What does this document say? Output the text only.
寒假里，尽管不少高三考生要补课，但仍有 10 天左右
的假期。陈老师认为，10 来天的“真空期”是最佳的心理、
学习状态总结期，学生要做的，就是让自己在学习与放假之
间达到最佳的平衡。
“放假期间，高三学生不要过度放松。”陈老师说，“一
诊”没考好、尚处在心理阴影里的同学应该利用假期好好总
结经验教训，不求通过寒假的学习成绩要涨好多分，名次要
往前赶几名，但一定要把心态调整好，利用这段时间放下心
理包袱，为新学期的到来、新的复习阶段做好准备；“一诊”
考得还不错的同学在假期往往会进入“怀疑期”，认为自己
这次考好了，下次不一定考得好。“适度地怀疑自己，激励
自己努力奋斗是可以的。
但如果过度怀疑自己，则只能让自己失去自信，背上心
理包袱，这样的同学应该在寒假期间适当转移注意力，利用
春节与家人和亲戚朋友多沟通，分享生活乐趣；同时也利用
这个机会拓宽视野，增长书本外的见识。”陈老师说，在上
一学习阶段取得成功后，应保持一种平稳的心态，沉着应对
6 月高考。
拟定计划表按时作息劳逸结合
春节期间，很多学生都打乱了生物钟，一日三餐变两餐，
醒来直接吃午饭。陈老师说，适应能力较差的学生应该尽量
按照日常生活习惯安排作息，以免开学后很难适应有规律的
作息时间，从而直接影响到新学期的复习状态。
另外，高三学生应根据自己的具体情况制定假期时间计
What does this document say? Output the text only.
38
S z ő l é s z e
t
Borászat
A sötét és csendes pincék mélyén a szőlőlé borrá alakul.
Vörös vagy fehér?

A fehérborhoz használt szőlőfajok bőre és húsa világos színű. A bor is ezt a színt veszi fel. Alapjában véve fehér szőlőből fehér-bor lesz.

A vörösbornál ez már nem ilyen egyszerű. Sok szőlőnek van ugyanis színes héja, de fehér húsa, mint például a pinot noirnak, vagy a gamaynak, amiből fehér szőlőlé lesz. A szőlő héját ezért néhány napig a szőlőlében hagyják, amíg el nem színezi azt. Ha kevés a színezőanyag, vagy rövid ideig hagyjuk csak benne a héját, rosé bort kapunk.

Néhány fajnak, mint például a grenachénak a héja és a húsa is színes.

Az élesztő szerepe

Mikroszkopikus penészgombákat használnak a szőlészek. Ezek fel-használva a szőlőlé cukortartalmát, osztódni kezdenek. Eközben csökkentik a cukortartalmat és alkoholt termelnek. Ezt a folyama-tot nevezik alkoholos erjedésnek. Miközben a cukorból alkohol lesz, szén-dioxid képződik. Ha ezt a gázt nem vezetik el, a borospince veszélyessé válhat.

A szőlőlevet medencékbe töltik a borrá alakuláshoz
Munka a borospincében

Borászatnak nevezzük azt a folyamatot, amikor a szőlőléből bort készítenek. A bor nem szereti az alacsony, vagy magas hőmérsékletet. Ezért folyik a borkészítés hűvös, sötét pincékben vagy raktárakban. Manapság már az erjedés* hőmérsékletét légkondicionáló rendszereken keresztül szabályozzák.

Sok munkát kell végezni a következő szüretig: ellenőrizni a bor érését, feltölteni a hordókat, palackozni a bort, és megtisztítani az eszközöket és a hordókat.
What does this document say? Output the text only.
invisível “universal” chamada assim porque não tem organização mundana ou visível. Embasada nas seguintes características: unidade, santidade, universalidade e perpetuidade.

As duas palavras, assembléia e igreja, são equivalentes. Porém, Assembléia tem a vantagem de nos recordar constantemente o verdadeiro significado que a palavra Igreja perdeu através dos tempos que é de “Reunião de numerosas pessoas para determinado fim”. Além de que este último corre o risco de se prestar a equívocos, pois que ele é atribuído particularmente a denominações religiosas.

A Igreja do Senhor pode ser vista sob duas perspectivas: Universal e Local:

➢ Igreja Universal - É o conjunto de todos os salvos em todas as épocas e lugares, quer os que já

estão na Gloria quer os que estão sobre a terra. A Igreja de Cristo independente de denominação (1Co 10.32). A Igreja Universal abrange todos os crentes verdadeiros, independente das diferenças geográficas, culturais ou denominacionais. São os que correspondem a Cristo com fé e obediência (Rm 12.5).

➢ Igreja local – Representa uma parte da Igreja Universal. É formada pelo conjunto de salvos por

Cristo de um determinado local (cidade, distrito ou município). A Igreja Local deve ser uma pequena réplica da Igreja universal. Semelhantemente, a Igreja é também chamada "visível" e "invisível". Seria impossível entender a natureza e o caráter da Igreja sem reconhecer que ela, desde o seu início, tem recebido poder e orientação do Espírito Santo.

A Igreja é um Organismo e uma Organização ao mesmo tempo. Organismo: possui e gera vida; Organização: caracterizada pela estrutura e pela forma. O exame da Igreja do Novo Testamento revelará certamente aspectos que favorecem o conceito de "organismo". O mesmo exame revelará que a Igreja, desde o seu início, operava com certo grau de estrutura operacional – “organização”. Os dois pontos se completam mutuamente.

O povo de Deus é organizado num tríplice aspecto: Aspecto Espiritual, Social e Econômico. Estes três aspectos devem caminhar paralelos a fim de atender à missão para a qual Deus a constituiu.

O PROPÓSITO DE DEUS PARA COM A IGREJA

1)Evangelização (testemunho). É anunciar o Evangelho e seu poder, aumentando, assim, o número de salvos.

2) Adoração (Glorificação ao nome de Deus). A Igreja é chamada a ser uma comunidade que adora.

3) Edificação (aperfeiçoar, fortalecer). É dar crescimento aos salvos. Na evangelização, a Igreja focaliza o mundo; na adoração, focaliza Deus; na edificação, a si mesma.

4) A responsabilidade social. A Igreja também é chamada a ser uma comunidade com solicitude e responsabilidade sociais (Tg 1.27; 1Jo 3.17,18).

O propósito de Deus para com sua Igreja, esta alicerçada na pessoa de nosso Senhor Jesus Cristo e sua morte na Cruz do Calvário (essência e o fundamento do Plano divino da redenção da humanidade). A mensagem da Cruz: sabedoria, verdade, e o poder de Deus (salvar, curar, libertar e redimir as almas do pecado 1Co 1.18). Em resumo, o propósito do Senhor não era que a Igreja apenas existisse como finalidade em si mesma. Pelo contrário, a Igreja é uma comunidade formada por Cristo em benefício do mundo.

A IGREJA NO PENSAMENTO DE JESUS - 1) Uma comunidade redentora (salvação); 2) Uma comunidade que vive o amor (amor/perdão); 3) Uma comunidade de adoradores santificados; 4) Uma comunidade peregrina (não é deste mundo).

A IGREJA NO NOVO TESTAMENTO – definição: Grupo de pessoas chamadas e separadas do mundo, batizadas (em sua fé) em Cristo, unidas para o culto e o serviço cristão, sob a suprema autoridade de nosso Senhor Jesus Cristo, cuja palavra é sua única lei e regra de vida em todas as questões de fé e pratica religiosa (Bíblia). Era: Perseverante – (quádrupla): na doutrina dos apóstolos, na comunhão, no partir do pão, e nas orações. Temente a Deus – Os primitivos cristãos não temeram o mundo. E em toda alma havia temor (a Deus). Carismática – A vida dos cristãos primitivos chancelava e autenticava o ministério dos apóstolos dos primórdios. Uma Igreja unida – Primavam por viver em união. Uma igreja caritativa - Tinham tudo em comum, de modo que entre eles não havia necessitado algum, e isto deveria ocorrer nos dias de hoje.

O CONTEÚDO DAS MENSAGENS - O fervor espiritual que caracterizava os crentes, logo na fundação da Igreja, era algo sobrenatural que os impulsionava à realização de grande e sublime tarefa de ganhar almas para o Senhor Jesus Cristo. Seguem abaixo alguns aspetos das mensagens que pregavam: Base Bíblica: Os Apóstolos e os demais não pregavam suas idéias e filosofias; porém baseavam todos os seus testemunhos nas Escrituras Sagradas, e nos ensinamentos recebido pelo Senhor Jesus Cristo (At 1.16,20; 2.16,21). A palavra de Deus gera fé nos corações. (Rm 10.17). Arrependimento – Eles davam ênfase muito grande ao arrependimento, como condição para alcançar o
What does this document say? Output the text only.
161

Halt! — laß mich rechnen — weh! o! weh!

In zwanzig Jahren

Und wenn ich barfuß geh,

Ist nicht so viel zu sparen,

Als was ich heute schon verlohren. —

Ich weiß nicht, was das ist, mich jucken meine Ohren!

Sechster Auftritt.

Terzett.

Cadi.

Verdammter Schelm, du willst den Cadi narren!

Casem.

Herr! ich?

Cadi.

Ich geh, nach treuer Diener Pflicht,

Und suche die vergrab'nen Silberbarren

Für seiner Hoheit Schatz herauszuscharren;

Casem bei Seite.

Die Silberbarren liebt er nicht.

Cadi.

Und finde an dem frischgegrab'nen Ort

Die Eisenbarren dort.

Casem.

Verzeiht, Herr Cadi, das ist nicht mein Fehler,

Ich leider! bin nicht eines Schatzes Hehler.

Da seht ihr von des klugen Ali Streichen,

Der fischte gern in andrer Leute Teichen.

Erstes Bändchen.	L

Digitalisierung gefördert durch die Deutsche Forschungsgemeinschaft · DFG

* [OBJECTIVE]: From the listing above, collect each line in which the string "visível" appears.

* [WRITTEN ANSWER]:
invisível “universal” chamada assim porque não tem organização mundana ou visível. Embasada nas seguintes características: unidade, santidade, universalidade e perpetuidade.
Cristo de um determinado local (cidade, distrito ou município). A Igreja Local deve ser uma pequena réplica da Igreja universal. Semelhantemente, a Igreja é também chamada "visível" e "invisível". Seria impossível entender a natureza e o caráter da Igreja sem reconhecer que ela, desde o seu início, tem recebido poder e orientação do Espírito Santo.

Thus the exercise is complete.